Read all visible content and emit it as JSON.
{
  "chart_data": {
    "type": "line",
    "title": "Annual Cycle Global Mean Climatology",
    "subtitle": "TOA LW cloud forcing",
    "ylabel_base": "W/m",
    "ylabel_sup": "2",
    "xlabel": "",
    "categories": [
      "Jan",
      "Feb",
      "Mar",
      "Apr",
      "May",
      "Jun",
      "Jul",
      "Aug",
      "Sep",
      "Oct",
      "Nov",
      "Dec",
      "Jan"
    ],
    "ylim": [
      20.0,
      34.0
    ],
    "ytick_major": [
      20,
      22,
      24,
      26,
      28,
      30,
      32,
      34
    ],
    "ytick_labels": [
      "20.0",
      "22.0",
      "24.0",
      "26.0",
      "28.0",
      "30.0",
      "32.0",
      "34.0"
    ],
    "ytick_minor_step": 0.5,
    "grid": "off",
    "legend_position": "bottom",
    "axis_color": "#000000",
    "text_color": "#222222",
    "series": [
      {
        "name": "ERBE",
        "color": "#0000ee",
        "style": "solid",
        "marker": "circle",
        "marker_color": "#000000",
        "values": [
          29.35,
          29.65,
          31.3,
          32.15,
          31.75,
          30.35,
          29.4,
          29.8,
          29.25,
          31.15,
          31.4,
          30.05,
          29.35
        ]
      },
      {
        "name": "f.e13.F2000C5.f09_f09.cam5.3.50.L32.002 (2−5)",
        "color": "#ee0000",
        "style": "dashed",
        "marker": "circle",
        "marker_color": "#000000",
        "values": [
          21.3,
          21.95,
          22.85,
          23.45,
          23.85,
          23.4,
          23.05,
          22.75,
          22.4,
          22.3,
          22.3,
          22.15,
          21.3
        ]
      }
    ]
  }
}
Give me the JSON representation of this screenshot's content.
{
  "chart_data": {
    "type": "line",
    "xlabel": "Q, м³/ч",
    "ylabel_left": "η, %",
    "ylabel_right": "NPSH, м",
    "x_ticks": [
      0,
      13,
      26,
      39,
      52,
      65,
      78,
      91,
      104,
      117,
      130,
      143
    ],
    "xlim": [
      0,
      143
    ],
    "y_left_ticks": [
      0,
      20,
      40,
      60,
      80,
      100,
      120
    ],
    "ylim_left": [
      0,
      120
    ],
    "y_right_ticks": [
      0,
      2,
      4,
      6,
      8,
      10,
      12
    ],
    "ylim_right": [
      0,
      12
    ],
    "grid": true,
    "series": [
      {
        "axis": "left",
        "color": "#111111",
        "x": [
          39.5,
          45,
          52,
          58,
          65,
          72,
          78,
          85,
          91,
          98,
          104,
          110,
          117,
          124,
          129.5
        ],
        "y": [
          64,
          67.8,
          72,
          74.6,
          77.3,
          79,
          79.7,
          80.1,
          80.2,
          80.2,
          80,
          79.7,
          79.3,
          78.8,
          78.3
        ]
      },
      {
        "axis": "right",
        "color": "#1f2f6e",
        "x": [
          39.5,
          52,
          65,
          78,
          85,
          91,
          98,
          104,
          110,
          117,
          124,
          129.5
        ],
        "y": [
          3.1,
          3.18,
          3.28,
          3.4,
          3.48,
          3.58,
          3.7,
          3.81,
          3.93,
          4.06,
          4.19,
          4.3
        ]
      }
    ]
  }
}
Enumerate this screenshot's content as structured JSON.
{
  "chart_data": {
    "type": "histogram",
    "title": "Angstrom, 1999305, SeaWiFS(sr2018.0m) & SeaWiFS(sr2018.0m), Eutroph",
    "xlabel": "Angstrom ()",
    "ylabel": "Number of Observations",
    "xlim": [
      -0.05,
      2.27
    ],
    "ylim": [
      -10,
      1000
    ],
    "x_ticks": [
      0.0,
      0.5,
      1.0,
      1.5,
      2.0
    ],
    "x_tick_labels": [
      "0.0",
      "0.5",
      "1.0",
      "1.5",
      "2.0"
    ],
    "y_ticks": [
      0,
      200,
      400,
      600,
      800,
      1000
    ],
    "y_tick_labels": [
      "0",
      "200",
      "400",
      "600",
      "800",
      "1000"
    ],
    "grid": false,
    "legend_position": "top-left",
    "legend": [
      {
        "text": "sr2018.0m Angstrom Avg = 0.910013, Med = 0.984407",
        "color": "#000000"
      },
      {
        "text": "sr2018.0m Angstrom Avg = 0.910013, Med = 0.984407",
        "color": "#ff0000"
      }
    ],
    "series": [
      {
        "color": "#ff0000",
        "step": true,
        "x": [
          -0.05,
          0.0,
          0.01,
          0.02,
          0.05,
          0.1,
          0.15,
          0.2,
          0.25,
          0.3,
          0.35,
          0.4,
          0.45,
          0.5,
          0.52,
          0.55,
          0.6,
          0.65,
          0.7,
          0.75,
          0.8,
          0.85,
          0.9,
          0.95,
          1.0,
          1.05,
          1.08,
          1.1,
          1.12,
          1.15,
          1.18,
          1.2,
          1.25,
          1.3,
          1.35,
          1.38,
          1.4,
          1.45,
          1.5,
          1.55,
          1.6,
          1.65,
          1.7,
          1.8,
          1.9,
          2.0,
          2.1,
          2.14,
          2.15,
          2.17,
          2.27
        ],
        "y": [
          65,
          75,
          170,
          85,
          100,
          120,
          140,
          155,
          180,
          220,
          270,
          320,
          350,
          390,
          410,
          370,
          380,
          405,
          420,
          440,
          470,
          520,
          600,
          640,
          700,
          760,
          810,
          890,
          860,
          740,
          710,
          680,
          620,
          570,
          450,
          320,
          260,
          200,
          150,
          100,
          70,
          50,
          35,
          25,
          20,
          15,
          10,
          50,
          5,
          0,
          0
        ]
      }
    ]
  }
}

★ ★ ★

Repeat every record, keeping each word and mark exactly as it is.

Read all visible content and emit it as JSON.
{
  "chart_data": {
    "type": "line",
    "title": "Annual Cycle Global Mean Climatology",
    "subtitle": "TOA LW cloud forcing",
    "ylabel_base": "W/m",
    "ylabel_sup": "2",
    "xlabel": "",
    "categories": [
      "Jan",
      "Feb",
      "Mar",
      "Apr",
      "May",
      "Jun",
      "Jul",
      "Aug",
      "Sep",
      "Oct",
      "Nov",
      "Dec",
      "Jan"
    ],
    "ylim": [
      20.0,
      34.0
    ],
    "ytick_major": [
      20,
      22,
      24,
      26,
      28,
      30,
      32,
      34
    ],
    "ytick_labels": [
      "20.0",
      "22.0",
      "24.0",
      "26.0",
      "28.0",
      "30.0",
      "32.0",
      "34.0"
    ],
    "ytick_minor_step": 0.5,
    "grid": "off",
    "legend_position": "bottom",
    "axis_color": "#000000",
    "text_color": "#222222",
    "series": [
      {
        "name": "ERBE",
        "color": "#0000ee",
        "style": "solid",
        "marker": "circle",
        "marker_color": "#000000",
        "values": [
          29.35,
          29.65,
          31.3,
          32.15,
          31.75,
          30.35,
          29.4,
          29.8,
          29.25,
          31.15,
          31.4,
          30.05,
          29.35
        ]
      },
      {
        "name": "f.e13.F2000C5.f09_f09.cam5.3.50.L32.002 (2−5)",
        "color": "#ee0000",
        "style": "dashed",
        "marker": "circle",
        "marker_color": "#000000",
        "values": [
          21.3,
          21.95,
          22.85,
          23.45,
          23.85,
          23.4,
          23.05,
          22.75,
          22.4,
          22.3,
          22.3,
          22.15,
          21.3
        ]
      }
    ]
  }
}
Give me the JSON representation of this screenshot's content.
{
  "chart_data": {
    "type": "line",
    "xlabel": "Q, м³/ч",
    "ylabel_left": "η, %",
    "ylabel_right": "NPSH, м",
    "x_ticks": [
      0,
      13,
      26,
      39,
      52,
      65,
      78,
      91,
      104,
      117,
      130,
      143
    ],
    "xlim": [
      0,
      143
    ],
    "y_left_ticks": [
      0,
      20,
      40,
      60,
      80,
      100,
      120
    ],
    "ylim_left": [
      0,
      120
    ],
    "y_right_ticks": [
      0,
      2,
      4,
      6,
      8,
      10,
      12
    ],
    "ylim_right": [
      0,
      12
    ],
    "grid": true,
    "series": [
      {
        "axis": "left",
        "color": "#111111",
        "x": [
          39.5,
          45,
          52,
          58,
          65,
          72,
          78,
          85,
          91,
          98,
          104,
          110,
          117,
          124,
          129.5
        ],
        "y": [
          64,
          67.8,
          72,
          74.6,
          77.3,
          79,
          79.7,
          80.1,
          80.2,
          80.2,
          80,
          79.7,
          79.3,
          78.8,
          78.3
        ]
      },
      {
        "axis": "right",
        "color": "#1f2f6e",
        "x": [
          39.5,
          52,
          65,
          78,
          85,
          91,
          98,
          104,
          110,
          117,
          124,
          129.5
        ],
        "y": [
          3.1,
          3.18,
          3.28,
          3.4,
          3.48,
          3.58,
          3.7,
          3.81,
          3.93,
          4.06,
          4.19,
          4.3
        ]
      }
    ]
  }
}
Enumerate this screenshot's content as structured JSON.
{
  "chart_data": {
    "type": "histogram",
    "title": "Angstrom, 1999305, SeaWiFS(sr2018.0m) & SeaWiFS(sr2018.0m), Eutroph",
    "xlabel": "Angstrom ()",
    "ylabel": "Number of Observations",
    "xlim": [
      -0.05,
      2.27
    ],
    "ylim": [
      -10,
      1000
    ],
    "x_ticks": [
      0.0,
      0.5,
      1.0,
      1.5,
      2.0
    ],
    "x_tick_labels": [
      "0.0",
      "0.5",
      "1.0",
      "1.5",
      "2.0"
    ],
    "y_ticks": [
      0,
      200,
      400,
      600,
      800,
      1000
    ],
    "y_tick_labels": [
      "0",
      "200",
      "400",
      "600",
      "800",
      "1000"
    ],
    "grid": false,
    "legend_position": "top-left",
    "legend": [
      {
        "text": "sr2018.0m Angstrom Avg = 0.910013, Med = 0.984407",
        "color": "#000000"
      },
      {
        "text": "sr2018.0m Angstrom Avg = 0.910013, Med = 0.984407",
        "color": "#ff0000"
      }
    ],
    "series": [
      {
        "color": "#ff0000",
        "step": true,
        "x": [
          -0.05,
          0.0,
          0.01,
          0.02,
          0.05,
          0.1,
          0.15,
          0.2,
          0.25,
          0.3,
          0.35,
          0.4,
          0.45,
          0.5,
          0.52,
          0.55,
          0.6,
          0.65,
          0.7,
          0.75,
          0.8,
          0.85,
          0.9,
          0.95,
          1.0,
          1.05,
          1.08,
          1.1,
          1.12,
          1.15,
          1.18,
          1.2,
          1.25,
          1.3,
          1.35,
          1.38,
          1.4,
          1.45,
          1.5,
          1.55,
          1.6,
          1.65,
          1.7,
          1.8,
          1.9,
          2.0,
          2.1,
          2.14,
          2.15,
          2.17,
          2.27
        ],
        "y": [
          65,
          75,
          170,
          85,
          100,
          120,
          140,
          155,
          180,
          220,
          270,
          320,
          350,
          390,
          410,
          370,
          380,
          405,
          420,
          440,
          470,
          520,
          600,
          640,
          700,
          760,
          810,
          890,
          860,
          740,
          710,
          680,
          620,
          570,
          450,
          320,
          260,
          200,
          150,
          100,
          70,
          50,
          35,
          25,
          20,
          15,
          10,
          50,
          5,
          0,
          0
        ]
      }
    ]
  }
}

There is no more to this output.